— Begin —

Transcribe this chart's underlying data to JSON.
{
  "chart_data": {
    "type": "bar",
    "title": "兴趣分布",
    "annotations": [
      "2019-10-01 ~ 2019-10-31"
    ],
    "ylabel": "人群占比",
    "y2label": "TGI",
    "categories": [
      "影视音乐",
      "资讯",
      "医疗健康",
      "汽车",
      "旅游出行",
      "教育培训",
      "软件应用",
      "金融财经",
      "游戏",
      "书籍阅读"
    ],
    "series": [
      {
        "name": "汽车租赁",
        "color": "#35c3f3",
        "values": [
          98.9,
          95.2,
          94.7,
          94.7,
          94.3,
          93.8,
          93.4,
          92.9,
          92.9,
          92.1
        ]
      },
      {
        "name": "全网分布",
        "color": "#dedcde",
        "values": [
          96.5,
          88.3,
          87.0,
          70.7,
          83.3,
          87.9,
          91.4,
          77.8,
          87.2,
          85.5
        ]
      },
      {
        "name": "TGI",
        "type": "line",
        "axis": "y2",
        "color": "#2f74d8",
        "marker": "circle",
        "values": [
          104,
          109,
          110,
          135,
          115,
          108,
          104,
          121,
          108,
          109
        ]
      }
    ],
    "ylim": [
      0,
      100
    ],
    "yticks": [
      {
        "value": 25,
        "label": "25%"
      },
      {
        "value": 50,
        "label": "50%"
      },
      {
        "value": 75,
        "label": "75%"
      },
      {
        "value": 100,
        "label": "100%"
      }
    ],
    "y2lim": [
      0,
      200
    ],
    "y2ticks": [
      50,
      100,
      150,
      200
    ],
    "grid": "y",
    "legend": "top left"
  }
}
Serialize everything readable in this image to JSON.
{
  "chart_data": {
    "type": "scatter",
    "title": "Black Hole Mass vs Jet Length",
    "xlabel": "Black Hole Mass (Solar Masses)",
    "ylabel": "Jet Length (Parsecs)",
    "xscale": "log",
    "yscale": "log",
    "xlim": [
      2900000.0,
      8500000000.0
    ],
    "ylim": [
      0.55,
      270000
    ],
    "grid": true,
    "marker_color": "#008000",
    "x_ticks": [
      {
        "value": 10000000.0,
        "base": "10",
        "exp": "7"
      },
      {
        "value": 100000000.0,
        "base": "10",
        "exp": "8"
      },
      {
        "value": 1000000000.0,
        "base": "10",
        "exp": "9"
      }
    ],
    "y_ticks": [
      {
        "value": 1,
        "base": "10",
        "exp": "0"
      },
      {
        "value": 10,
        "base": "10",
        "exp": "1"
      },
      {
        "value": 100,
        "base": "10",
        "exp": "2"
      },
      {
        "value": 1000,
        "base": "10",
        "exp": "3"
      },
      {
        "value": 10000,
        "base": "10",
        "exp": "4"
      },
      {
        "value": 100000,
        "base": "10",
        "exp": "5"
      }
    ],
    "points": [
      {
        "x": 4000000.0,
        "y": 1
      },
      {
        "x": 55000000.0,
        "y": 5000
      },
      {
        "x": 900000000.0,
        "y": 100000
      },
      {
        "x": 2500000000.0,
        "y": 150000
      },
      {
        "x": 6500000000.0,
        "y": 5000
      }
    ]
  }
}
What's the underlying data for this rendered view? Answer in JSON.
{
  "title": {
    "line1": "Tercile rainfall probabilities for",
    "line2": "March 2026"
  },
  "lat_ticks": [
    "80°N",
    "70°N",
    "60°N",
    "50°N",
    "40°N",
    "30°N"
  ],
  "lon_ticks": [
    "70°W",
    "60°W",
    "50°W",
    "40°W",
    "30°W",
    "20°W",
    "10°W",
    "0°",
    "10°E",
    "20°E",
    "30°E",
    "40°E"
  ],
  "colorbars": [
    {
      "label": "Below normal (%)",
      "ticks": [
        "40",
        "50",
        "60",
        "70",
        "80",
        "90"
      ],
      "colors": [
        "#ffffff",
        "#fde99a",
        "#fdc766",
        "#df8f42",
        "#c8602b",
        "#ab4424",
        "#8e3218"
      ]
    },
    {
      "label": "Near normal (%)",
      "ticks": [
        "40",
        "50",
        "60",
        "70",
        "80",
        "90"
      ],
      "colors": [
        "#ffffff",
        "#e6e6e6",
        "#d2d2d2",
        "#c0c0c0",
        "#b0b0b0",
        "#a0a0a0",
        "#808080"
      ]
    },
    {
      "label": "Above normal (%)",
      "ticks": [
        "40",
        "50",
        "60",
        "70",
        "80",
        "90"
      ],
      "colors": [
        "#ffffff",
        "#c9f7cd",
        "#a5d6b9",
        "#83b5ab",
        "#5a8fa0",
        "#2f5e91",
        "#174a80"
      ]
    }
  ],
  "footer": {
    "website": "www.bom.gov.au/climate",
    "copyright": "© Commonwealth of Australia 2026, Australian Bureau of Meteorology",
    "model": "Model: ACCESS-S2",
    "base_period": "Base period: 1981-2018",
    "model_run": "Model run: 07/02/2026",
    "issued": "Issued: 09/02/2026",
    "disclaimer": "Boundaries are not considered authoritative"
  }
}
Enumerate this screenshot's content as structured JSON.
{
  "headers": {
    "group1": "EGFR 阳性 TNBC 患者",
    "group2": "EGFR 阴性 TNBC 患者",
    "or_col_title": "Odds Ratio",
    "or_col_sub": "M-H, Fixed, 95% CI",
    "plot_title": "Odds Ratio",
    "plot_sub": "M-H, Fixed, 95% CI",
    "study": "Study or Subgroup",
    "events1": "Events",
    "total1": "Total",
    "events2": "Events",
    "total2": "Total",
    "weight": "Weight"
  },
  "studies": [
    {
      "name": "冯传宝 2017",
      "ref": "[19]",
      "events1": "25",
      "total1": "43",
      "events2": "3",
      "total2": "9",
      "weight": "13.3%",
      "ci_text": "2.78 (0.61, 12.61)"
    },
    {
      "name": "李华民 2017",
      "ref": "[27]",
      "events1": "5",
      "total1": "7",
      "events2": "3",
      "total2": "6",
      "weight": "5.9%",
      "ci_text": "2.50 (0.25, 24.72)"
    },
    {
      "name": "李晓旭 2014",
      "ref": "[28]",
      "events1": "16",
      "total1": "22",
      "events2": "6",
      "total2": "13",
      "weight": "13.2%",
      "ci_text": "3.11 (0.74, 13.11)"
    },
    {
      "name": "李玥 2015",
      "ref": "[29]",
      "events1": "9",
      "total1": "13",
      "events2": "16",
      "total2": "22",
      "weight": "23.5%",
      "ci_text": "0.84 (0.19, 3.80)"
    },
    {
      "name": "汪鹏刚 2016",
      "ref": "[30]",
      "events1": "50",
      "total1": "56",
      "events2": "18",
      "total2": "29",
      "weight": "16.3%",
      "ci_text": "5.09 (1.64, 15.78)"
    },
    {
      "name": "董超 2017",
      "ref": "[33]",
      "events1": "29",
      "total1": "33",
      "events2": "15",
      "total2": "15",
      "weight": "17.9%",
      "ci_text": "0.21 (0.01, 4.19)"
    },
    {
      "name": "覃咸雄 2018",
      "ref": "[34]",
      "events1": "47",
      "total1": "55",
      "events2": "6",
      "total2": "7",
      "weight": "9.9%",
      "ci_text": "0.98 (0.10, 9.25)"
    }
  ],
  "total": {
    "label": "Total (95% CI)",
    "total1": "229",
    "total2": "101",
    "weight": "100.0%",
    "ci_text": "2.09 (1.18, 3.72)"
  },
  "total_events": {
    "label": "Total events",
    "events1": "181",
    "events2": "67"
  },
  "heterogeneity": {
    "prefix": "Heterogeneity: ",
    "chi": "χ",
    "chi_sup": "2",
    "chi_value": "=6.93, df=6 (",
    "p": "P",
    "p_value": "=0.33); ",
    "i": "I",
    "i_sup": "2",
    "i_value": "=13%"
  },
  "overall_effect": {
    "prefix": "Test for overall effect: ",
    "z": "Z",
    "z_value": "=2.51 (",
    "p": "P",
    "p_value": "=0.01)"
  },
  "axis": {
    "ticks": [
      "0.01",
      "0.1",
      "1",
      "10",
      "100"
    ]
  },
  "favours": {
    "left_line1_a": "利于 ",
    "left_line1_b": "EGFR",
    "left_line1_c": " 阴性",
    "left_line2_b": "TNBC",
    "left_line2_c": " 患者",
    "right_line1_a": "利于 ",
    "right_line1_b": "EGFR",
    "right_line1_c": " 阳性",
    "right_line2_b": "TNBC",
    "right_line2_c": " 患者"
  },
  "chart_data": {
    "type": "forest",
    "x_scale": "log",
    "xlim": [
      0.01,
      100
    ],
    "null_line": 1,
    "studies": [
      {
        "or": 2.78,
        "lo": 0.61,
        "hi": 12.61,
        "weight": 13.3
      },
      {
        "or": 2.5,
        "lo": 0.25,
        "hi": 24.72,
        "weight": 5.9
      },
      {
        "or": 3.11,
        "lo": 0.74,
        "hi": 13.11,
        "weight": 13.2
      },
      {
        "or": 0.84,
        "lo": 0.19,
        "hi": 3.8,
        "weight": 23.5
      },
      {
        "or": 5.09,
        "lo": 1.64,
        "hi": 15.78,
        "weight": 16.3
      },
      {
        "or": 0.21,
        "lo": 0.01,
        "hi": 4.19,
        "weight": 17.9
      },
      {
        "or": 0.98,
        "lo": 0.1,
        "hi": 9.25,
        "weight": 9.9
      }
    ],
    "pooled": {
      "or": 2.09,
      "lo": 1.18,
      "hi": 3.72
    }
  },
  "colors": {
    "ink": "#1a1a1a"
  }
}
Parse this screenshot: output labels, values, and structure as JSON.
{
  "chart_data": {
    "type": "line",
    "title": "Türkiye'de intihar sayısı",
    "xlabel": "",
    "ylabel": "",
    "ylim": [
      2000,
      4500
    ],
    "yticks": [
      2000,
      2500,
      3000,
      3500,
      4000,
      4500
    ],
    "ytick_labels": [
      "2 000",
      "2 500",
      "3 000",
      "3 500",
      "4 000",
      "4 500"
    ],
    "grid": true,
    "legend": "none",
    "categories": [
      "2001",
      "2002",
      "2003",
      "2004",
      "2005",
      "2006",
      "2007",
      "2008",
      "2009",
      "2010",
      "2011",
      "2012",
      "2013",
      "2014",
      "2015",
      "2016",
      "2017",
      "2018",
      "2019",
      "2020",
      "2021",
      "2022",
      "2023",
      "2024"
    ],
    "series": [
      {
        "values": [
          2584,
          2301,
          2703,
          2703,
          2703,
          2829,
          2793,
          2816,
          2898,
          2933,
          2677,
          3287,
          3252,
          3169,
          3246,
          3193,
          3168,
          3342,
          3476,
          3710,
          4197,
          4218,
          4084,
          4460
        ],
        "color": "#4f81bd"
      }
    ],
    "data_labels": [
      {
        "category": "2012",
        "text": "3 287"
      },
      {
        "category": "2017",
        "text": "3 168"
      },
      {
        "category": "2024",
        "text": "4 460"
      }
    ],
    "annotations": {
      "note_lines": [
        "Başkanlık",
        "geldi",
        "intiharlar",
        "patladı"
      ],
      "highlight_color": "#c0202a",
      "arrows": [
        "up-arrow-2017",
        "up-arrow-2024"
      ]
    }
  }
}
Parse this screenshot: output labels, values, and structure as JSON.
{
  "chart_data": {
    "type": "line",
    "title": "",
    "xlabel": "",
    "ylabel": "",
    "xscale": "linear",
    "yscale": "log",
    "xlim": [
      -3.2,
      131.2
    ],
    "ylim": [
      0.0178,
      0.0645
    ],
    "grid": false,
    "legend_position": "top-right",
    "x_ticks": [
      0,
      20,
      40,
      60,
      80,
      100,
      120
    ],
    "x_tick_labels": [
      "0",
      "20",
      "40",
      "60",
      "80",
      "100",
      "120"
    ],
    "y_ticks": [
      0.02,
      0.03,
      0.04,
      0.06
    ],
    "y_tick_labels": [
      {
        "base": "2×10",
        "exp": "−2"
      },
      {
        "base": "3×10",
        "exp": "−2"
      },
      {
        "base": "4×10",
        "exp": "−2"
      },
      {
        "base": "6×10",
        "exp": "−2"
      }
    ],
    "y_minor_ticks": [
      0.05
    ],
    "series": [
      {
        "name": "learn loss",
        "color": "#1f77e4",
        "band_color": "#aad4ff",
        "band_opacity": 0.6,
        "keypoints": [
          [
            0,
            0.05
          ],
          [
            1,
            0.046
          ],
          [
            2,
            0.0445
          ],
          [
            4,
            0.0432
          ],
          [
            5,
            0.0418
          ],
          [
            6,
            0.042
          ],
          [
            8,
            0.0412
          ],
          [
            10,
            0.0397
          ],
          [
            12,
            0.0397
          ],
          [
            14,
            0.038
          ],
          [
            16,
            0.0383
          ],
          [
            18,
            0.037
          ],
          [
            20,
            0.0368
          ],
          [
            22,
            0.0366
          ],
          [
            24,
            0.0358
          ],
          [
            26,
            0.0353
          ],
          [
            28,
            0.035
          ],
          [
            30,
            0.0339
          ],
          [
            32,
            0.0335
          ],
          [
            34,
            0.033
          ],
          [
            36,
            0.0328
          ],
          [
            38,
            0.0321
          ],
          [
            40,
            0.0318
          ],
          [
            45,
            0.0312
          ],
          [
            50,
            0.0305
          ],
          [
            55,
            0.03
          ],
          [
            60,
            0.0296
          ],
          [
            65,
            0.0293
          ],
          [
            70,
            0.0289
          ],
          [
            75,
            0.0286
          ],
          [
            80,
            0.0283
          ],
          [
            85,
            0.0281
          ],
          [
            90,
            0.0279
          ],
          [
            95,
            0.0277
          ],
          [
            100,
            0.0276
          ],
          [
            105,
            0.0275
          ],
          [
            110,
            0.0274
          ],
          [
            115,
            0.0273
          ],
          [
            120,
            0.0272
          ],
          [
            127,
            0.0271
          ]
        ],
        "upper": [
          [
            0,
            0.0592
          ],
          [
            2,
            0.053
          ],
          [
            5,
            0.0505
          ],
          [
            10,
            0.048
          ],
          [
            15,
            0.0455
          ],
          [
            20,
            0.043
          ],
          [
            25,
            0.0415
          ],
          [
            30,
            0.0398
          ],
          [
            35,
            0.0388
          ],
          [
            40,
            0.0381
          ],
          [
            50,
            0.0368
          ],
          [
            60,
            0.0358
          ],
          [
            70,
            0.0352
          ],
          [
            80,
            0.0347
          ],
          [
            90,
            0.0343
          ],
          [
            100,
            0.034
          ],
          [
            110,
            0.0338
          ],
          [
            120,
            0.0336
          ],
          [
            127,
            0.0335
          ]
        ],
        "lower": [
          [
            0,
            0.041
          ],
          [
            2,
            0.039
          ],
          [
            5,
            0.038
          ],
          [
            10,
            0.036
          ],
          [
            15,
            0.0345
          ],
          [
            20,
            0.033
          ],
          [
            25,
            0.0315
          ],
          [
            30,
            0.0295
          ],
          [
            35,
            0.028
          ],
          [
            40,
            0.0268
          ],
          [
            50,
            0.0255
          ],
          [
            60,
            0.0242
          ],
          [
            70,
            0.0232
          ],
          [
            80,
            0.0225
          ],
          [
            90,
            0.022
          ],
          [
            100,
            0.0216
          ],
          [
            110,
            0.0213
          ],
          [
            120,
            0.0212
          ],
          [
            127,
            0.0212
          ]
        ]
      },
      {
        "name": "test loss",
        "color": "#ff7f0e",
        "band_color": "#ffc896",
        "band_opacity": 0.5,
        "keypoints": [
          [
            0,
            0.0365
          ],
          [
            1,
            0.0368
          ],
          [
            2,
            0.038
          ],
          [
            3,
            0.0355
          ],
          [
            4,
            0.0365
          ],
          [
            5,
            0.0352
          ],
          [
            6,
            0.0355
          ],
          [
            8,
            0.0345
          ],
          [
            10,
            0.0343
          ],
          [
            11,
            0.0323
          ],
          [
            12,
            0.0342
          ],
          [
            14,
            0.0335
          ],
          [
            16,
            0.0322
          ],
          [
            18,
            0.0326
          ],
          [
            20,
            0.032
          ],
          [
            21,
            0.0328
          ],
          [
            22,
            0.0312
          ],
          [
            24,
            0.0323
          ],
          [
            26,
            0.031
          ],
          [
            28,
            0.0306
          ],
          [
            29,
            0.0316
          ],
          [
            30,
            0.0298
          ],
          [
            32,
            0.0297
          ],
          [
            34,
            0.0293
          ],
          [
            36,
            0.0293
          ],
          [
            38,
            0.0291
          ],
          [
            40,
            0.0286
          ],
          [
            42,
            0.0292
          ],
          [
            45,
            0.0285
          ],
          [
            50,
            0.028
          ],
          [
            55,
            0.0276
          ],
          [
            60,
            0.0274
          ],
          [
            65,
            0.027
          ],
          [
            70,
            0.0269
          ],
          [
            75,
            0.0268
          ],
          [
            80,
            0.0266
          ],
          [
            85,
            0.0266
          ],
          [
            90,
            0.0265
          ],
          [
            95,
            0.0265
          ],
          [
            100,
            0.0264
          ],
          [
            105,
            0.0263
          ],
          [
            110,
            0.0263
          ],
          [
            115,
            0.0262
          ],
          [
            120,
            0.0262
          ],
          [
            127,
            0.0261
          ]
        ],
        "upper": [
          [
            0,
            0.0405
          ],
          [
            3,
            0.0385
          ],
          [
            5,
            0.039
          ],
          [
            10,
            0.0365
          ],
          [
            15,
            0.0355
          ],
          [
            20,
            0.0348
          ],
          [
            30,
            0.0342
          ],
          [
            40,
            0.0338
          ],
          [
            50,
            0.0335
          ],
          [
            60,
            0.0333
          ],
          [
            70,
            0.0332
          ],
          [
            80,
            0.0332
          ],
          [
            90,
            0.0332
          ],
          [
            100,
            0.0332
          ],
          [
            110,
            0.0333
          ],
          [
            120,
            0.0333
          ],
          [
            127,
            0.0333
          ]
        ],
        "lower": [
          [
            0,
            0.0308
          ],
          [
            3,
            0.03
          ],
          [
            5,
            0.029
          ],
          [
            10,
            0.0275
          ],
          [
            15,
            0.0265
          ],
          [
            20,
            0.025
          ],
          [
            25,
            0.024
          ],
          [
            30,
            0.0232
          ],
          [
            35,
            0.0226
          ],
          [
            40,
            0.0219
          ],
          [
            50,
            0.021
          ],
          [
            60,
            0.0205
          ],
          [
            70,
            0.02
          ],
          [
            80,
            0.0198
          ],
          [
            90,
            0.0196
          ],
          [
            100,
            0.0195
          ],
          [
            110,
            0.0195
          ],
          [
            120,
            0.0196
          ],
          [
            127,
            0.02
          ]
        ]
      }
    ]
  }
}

— End —

*EXERCISE GOAL*
Find every line in the records above that contains the word "grid", and copy each one.

*ANSWER BELOW*
    "grid": "y",
    "grid": true,
    "grid": true,
    "grid": false,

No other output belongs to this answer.